* BEGIN *
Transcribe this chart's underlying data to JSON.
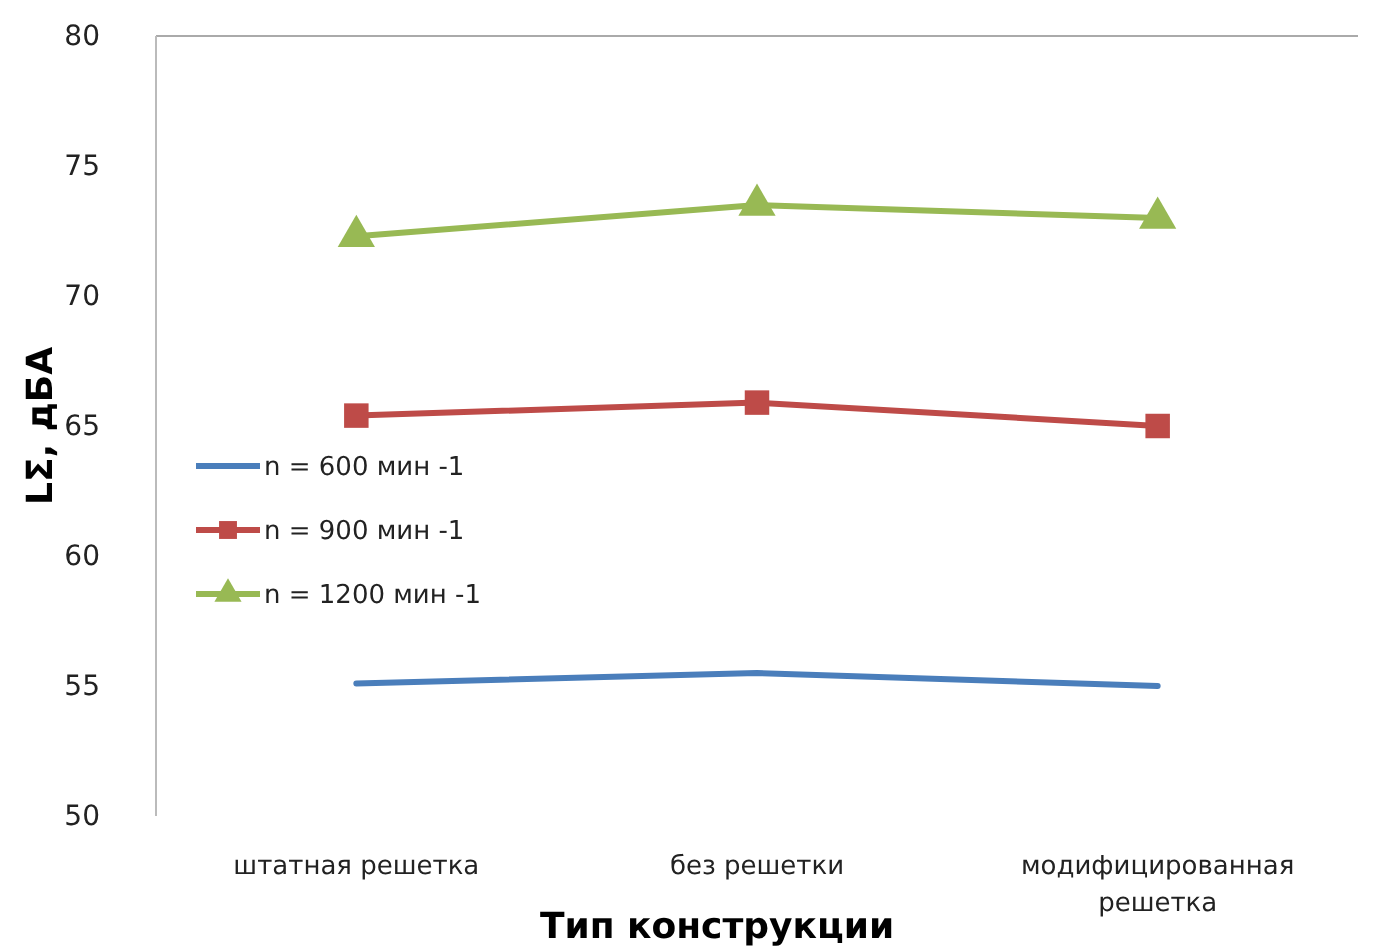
{
  "chart_data": {
    "type": "line",
    "xlabel": "Тип конструкции",
    "ylabel": "LΣ, дБА",
    "categories": [
      "штатная решетка",
      "без решетки",
      "модифицированная решетка"
    ],
    "series": [
      {
        "name": "n = 600 мин -1",
        "color": "#4a7ebb",
        "marker": "none",
        "values": [
          55.1,
          55.5,
          55.0
        ]
      },
      {
        "name": "n = 900 мин -1",
        "color": "#be4b48",
        "marker": "square",
        "values": [
          65.4,
          65.9,
          65.0
        ]
      },
      {
        "name": "n = 1200 мин -1",
        "color": "#98b954",
        "marker": "triangle",
        "values": [
          72.3,
          73.5,
          73.0
        ]
      }
    ],
    "ylim": [
      50,
      80
    ],
    "yticks": [
      50,
      55,
      60,
      65,
      70,
      75,
      80
    ],
    "grid": false,
    "legend": "left"
  }
}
* END *
Lines containing the word "name" are to be tallied; report only the total.

_Solution for this task:_ 3